**PROBLEM TO SOLVE:**
Can you repeat the stretch from the line containing "505, 502, 529]" through the line containing "348, 479, 376]", changing "trash-icon" to "delete-icon" and leaving everything else untouched?

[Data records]
▬▬▬▬▬▬
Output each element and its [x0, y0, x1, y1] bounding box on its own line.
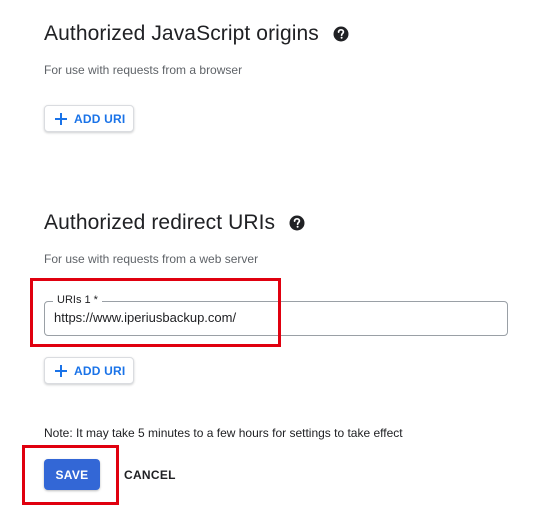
redirect-uris-subtitle: For use with requests from a web server — [44, 252, 259, 266]
js-origins-subtitle: For use with requests from a browser — [44, 63, 243, 77]
oauth-client-settings: Authorized JavaScript origins For use wi… — [0, 0, 558, 517]
js-origins-header: Authorized JavaScript origins — [44, 22, 349, 46]
redirect-uris-title: Authorized redirect URIs — [44, 211, 276, 234]
plus-icon — [54, 112, 68, 126]
js-origins-add-uri-button[interactable]: ADD URI — [44, 105, 135, 132]
help-icon[interactable] — [289, 215, 305, 231]
cancel-button[interactable]: CANCEL — [124, 459, 176, 490]
settings-delay-note: Note: It may take 5 minutes to a few hou… — [44, 426, 403, 440]
js-origins-title: Authorized JavaScript origins — [44, 22, 319, 45]
redirect-uri-field-label: URIs 1 * — [53, 294, 102, 306]
save-button[interactable]: SAVE — [44, 459, 100, 490]
redirect-uris-add-uri-label: ADD URI — [74, 363, 126, 378]
plus-icon — [54, 364, 68, 378]
redirect-uri-field[interactable]: URIs 1 * — [44, 294, 508, 336]
redirect-uris-add-uri-button[interactable]: ADD URI — [44, 357, 135, 384]
js-origins-add-uri-label: ADD URI — [74, 111, 126, 126]
redirect-uri-input[interactable] — [54, 310, 494, 325]
help-icon[interactable] — [333, 26, 349, 42]
redirect-uris-header: Authorized redirect URIs — [44, 211, 305, 235]
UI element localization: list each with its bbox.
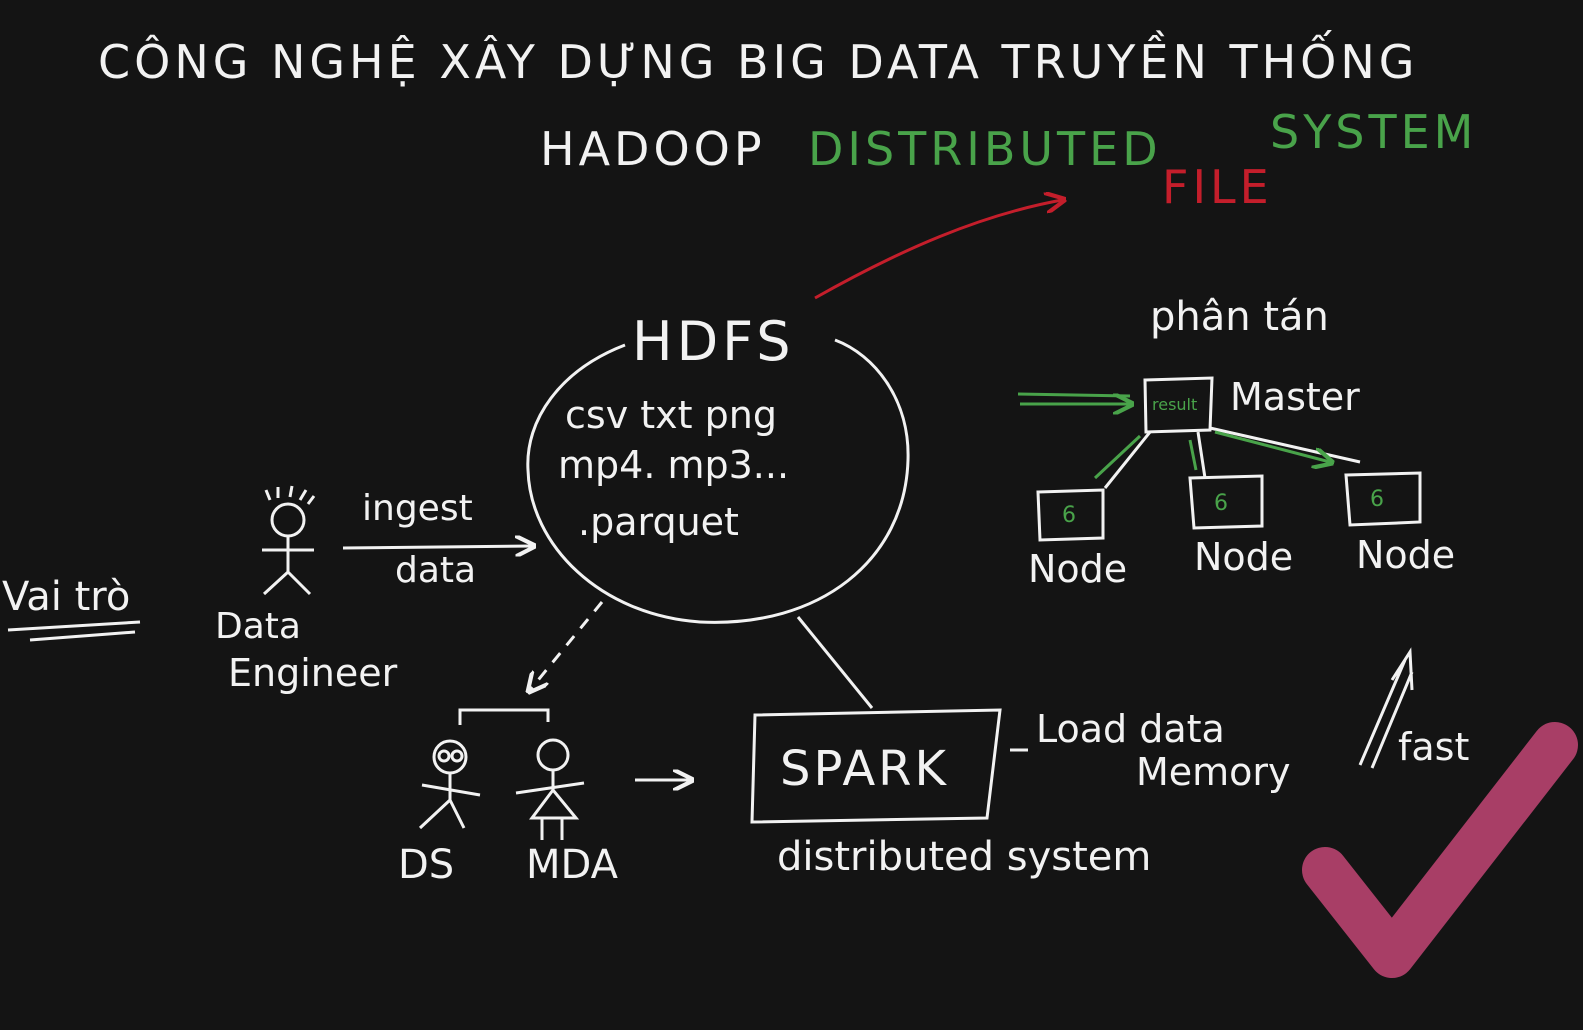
ingest-label-line1: ingest (362, 488, 473, 529)
ds-label: DS (398, 842, 454, 888)
node-1: 6 Node (1028, 488, 1127, 591)
node-2-value: 6 (1214, 491, 1228, 516)
data-engineer-label-line1: Data (215, 606, 301, 647)
mda-stick-figure-icon (515, 738, 585, 840)
whiteboard-canvas: CÔNG NGHỆ XÂY DỰNG BIG DATA TRUYỀN THỐNG… (2, 30, 1578, 978)
ingest-label-line2: data (395, 550, 476, 591)
spark-caption: distributed system (777, 834, 1151, 880)
hdfs-to-analysts-arrow (530, 601, 604, 690)
spark-load-line1: Load data (1036, 707, 1225, 751)
file-label: FILE (1162, 160, 1273, 214)
master-result-label: result (1152, 395, 1197, 414)
hdfs-formats-line1: csv txt png (565, 393, 777, 437)
fast-label: fast (1398, 725, 1469, 769)
roles-label: Vai trò (2, 574, 130, 620)
ds-stick-figure-icon (418, 739, 481, 830)
hdfs-to-file-arrow (814, 200, 1062, 300)
node-3: 6 Node (1344, 471, 1455, 577)
node-2-label: Node (1194, 535, 1293, 579)
hdfs-title: HDFS (632, 310, 795, 373)
roles-underline (7, 620, 141, 642)
data-engineer-stick-figure-icon (262, 485, 316, 596)
node-1-value: 6 (1062, 503, 1076, 528)
node-3-label: Node (1356, 533, 1455, 577)
spark-label: SPARK (780, 741, 949, 797)
system-label: SYSTEM (1270, 105, 1477, 159)
node-3-value: 6 (1370, 487, 1384, 512)
distributed-label: DISTRIBUTED (808, 122, 1162, 176)
checkmark-icon (1302, 722, 1578, 978)
spark-load-line2: Memory (1136, 750, 1291, 794)
hdfs-formats-line2: mp4. mp3... (558, 443, 789, 487)
analysts-bracket (458, 708, 550, 725)
node-1-label: Node (1028, 547, 1127, 591)
hdfs-formats-line3: .parquet (578, 500, 739, 544)
client-to-master-arrow (1017, 394, 1130, 404)
hdfs-to-spark-line (796, 616, 874, 709)
node-2: 6 Node (1188, 474, 1293, 579)
master-label: Master (1230, 375, 1360, 419)
title-line: CÔNG NGHỆ XÂY DỰNG BIG DATA TRUYỀN THỐNG (98, 30, 1418, 89)
cluster-heading: phân tán (1150, 294, 1329, 340)
mda-label: MDA (526, 842, 619, 888)
data-engineer-label-line2: Engineer (228, 651, 398, 695)
hadoop-label: HADOOP (540, 122, 766, 176)
ingest-arrow (342, 546, 532, 548)
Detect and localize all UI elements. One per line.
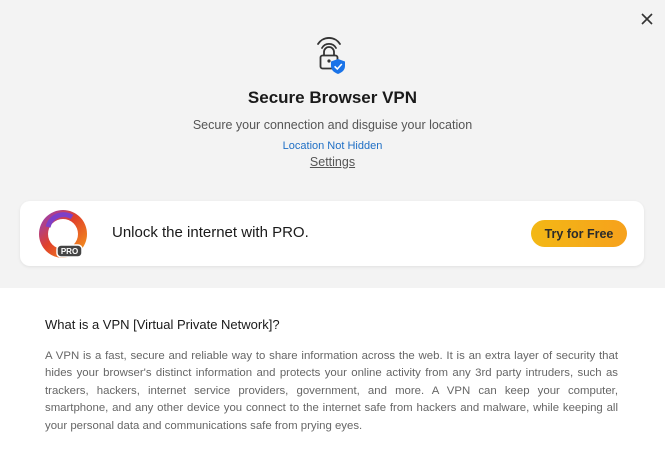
lock-shield-icon <box>317 37 345 74</box>
page-title: Secure Browser VPN <box>247 88 418 107</box>
close-button[interactable] <box>636 8 658 30</box>
location-status: Location Not Hidden <box>282 140 383 152</box>
vpn-header-panel: Secure Browser VPN Secure your connectio… <box>0 0 665 288</box>
try-for-free-button[interactable]: Try for Free <box>531 220 627 247</box>
info-paragraph: A VPN is a fast, secure and reliable way… <box>45 350 618 432</box>
close-icon <box>641 13 653 25</box>
settings-row: Settings <box>0 155 665 169</box>
promo-text: Unlock the internet with PRO. <box>112 224 309 241</box>
settings-link[interactable]: Settings <box>310 155 355 169</box>
pro-promo-card: PRO Unlock the internet with PRO. Try fo… <box>20 201 644 266</box>
browser-pro-logo: PRO <box>39 210 87 258</box>
pro-badge-text: PRO <box>61 247 78 256</box>
page-subtitle: Secure your connection and disguise your… <box>192 118 473 132</box>
info-heading: What is a VPN [Virtual Private Network]? <box>45 317 280 332</box>
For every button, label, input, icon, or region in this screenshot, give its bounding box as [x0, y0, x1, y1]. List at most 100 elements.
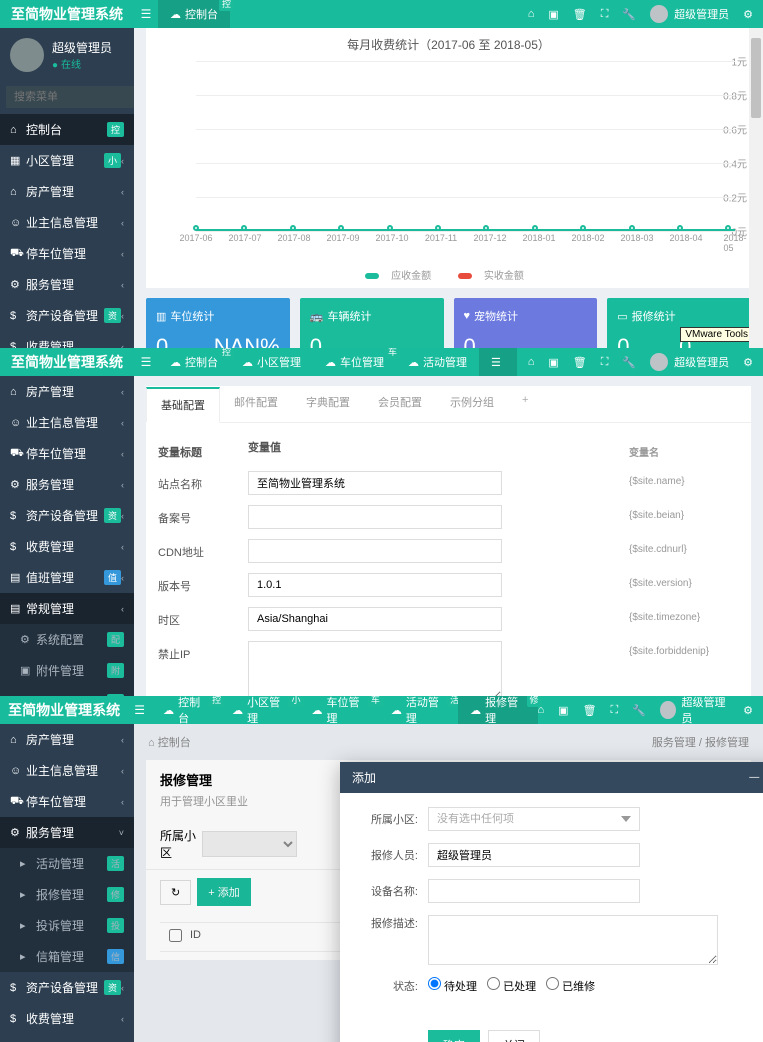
setting-input-备案号[interactable]	[248, 505, 502, 529]
home-icon[interactable]	[528, 356, 535, 368]
setting-input-禁止IP[interactable]	[248, 641, 502, 696]
nav-房产管理[interactable]: 房产管理‹	[0, 724, 134, 755]
modal-min[interactable]: —	[749, 772, 759, 783]
trash-icon[interactable]	[573, 8, 587, 21]
fullscreen-icon[interactable]	[601, 356, 609, 369]
gear-icon[interactable]	[743, 704, 753, 717]
avatar-icon	[650, 353, 668, 371]
tab-控制台[interactable]: 控制台控	[151, 696, 220, 724]
setting-input-站点名称[interactable]	[248, 471, 502, 495]
nav-房产管理[interactable]: 房产管理‹	[0, 176, 134, 207]
stat-宠物统计[interactable]: 宠物统计0当前宠物数量	[454, 298, 598, 348]
nav-收费管理[interactable]: 收费管理‹	[0, 331, 134, 348]
tab-车位管理[interactable]: 车位管理车	[313, 348, 396, 376]
modal-ok[interactable]: 确定	[428, 1030, 480, 1042]
top-user[interactable]: 超级管理员	[650, 5, 729, 23]
nav-业主信息管理[interactable]: 业主信息管理‹	[0, 407, 134, 438]
top-user[interactable]: 超级管理员	[660, 696, 729, 726]
nav-个人配置[interactable]: 个人配置个	[0, 686, 134, 696]
nav-服务管理[interactable]: 服务管理‹	[0, 269, 134, 300]
tab-bars[interactable]	[479, 348, 517, 376]
tab-车位管理[interactable]: 车位管理车	[299, 696, 378, 724]
stat-车辆统计[interactable]: 车辆统计0当前车辆数量	[300, 298, 444, 348]
nav-服务管理[interactable]: 服务管理‹	[0, 469, 134, 500]
setting-input-时区[interactable]	[248, 607, 502, 631]
f-community[interactable]: 没有选中任何项	[428, 807, 640, 831]
nav-收费管理[interactable]: 收费管理‹	[0, 1003, 134, 1034]
tab-活动管理[interactable]: 活动管理	[396, 348, 479, 376]
nav-小区管理[interactable]: 小区管理小‹	[0, 145, 134, 176]
modal-cancel[interactable]: 关闭	[488, 1030, 540, 1042]
tab-控制台[interactable]: 控制台控	[158, 348, 230, 376]
f-reporter[interactable]	[428, 843, 640, 867]
grid-icon	[156, 310, 166, 323]
fullscreen-icon[interactable]	[601, 8, 609, 21]
nav-收费管理[interactable]: 收费管理‹	[0, 531, 134, 562]
nav-活动管理[interactable]: 活动管理活	[0, 848, 134, 879]
gear-icon[interactable]	[743, 8, 753, 21]
nav-附件管理[interactable]: 附件管理附	[0, 655, 134, 686]
wrench-icon[interactable]	[622, 356, 636, 369]
tab-活动管理[interactable]: 活动管理活	[379, 696, 458, 724]
status-radio[interactable]	[428, 977, 441, 990]
add-tab[interactable]: +	[508, 386, 542, 422]
hamburger-toggle[interactable]	[134, 0, 158, 28]
nav-资产设备管理[interactable]: 资产设备管理资‹	[0, 500, 134, 531]
settings-tab-示例分组[interactable]: 示例分组	[436, 386, 508, 422]
settings-tab-字典配置[interactable]: 字典配置	[292, 386, 364, 422]
hamburger-toggle[interactable]	[128, 696, 151, 724]
nav-资产设备管理[interactable]: 资产设备管理资‹	[0, 300, 134, 331]
scrollbar[interactable]	[749, 28, 763, 348]
settings-tab-会员配置[interactable]: 会员配置	[364, 386, 436, 422]
wrench-icon[interactable]	[632, 704, 646, 717]
cache-icon[interactable]	[548, 356, 558, 369]
status-radio[interactable]	[546, 977, 559, 990]
stat-车位统计[interactable]: 车位统计0车位数量NAN%车位使用率	[146, 298, 290, 348]
chevron-icon: ‹	[121, 542, 124, 552]
status-已维修[interactable]: 已维修	[546, 981, 595, 993]
f-device[interactable]	[428, 879, 640, 903]
top-user[interactable]: 超级管理员	[650, 353, 729, 371]
cache-icon[interactable]	[558, 704, 568, 717]
nav-资产设备管理[interactable]: 资产设备管理资‹	[0, 972, 134, 1003]
nav-投诉管理[interactable]: 投诉管理投	[0, 910, 134, 941]
nav-停车位管理[interactable]: 停车位管理‹	[0, 438, 134, 469]
status-已处理[interactable]: 已处理	[487, 981, 536, 993]
f-desc[interactable]	[428, 915, 718, 965]
wrench-icon[interactable]	[622, 8, 636, 21]
tab-控制台[interactable]: 控制台控	[158, 0, 230, 28]
tab-报修管理[interactable]: 报修管理修	[458, 696, 537, 724]
nav-值班管理[interactable]: 值班管理值‹	[0, 562, 134, 593]
cache-icon[interactable]	[548, 8, 558, 21]
nav-业主信息管理[interactable]: 业主信息管理‹	[0, 755, 134, 786]
nav-控制台[interactable]: 控制台控	[0, 114, 134, 145]
nav-常规管理[interactable]: 常规管理‹	[0, 593, 134, 624]
nav-停车位管理[interactable]: 停车位管理‹	[0, 238, 134, 269]
home-icon[interactable]	[528, 8, 535, 20]
brand: 至简物业管理系统	[0, 348, 134, 376]
nav-服务管理[interactable]: 服务管理˅	[0, 817, 134, 848]
gear-icon[interactable]	[743, 356, 753, 369]
chevron-icon: ‹	[121, 280, 124, 290]
nav-信箱管理[interactable]: 信箱管理信	[0, 941, 134, 972]
tab-小区管理[interactable]: 小区管理	[230, 348, 313, 376]
settings-tab-基础配置[interactable]: 基础配置	[146, 387, 220, 423]
tab-小区管理[interactable]: 小区管理小	[220, 696, 299, 724]
nav-报修管理[interactable]: 报修管理修	[0, 879, 134, 910]
setting-input-版本号[interactable]	[248, 573, 502, 597]
hamburger-toggle[interactable]	[134, 348, 158, 376]
status-待处理[interactable]: 待处理	[428, 981, 477, 993]
trash-icon[interactable]	[583, 704, 597, 717]
nav-值班管理[interactable]: 值班管理‹	[0, 1034, 134, 1042]
nav-badge: 控	[107, 122, 124, 137]
fullscreen-icon[interactable]	[611, 704, 619, 717]
nav-房产管理[interactable]: 房产管理‹	[0, 376, 134, 407]
trash-icon[interactable]	[573, 356, 587, 369]
nav-业主信息管理[interactable]: 业主信息管理‹	[0, 207, 134, 238]
nav-停车位管理[interactable]: 停车位管理‹	[0, 786, 134, 817]
nav-系统配置[interactable]: 系统配置配	[0, 624, 134, 655]
settings-tab-邮件配置[interactable]: 邮件配置	[220, 386, 292, 422]
setting-input-CDN地址[interactable]	[248, 539, 502, 563]
car-icon	[10, 447, 26, 461]
status-radio[interactable]	[487, 977, 500, 990]
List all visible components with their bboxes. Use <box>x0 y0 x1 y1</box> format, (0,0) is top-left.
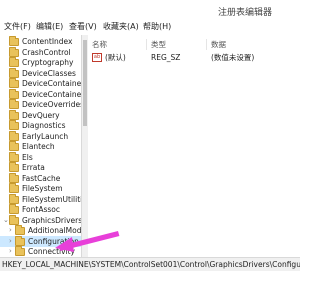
annotation-arrow <box>55 231 120 252</box>
arrow-head <box>55 237 74 252</box>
▬▬▬▬▬▬
**FINISHED EXERCISE:**
setting-input-备案号[interactable]	[248, 505, 502, 529]
home-icon[interactable]	[528, 356, 535, 368]
setting-input-禁止IP[interactable]	[248, 641, 502, 696]
nav-房产管理[interactable]: 房产管理‹	[0, 724, 134, 755]
modal-min[interactable]: —	[749, 772, 759, 783]
delete-icon[interactable]	[573, 8, 587, 21]
fullscreen-icon[interactable]	[601, 356, 609, 369]
gear-icon[interactable]	[743, 704, 753, 717]
avatar-icon	[650, 353, 668, 371]
tab-控制台[interactable]: 控制台控	[151, 696, 220, 724]
setting-input-站点名称[interactable]	[248, 471, 502, 495]
nav-房产管理[interactable]: 房产管理‹	[0, 176, 134, 207]
stat-宠物统计[interactable]: 宠物统计0当前宠物数量	[454, 298, 598, 348]
nav-收费管理[interactable]: 收费管理‹	[0, 331, 134, 348]
tab-车位管理[interactable]: 车位管理车	[313, 348, 396, 376]
modal-ok[interactable]: 确定	[428, 1030, 480, 1042]
top-user[interactable]: 超级管理员	[650, 5, 729, 23]
nav-业主信息管理[interactable]: 业主信息管理‹	[0, 407, 134, 438]
top-user[interactable]: 超级管理员	[660, 696, 729, 726]
nav-个人配置[interactable]: 个人配置个	[0, 686, 134, 696]
nav-服务管理[interactable]: 服务管理‹	[0, 269, 134, 300]
tab-bars[interactable]	[479, 348, 517, 376]
tab-车位管理[interactable]: 车位管理车	[299, 696, 378, 724]
stat-车辆统计[interactable]: 车辆统计0当前车辆数量	[300, 298, 444, 348]
nav-服务管理[interactable]: 服务管理‹	[0, 469, 134, 500]
setting-input-时区[interactable]	[248, 607, 502, 631]
f-community[interactable]: 没有选中任何项	[428, 807, 640, 831]
nav-收费管理[interactable]: 收费管理‹	[0, 1003, 134, 1034]
tab-活动管理[interactable]: 活动管理	[396, 348, 479, 376]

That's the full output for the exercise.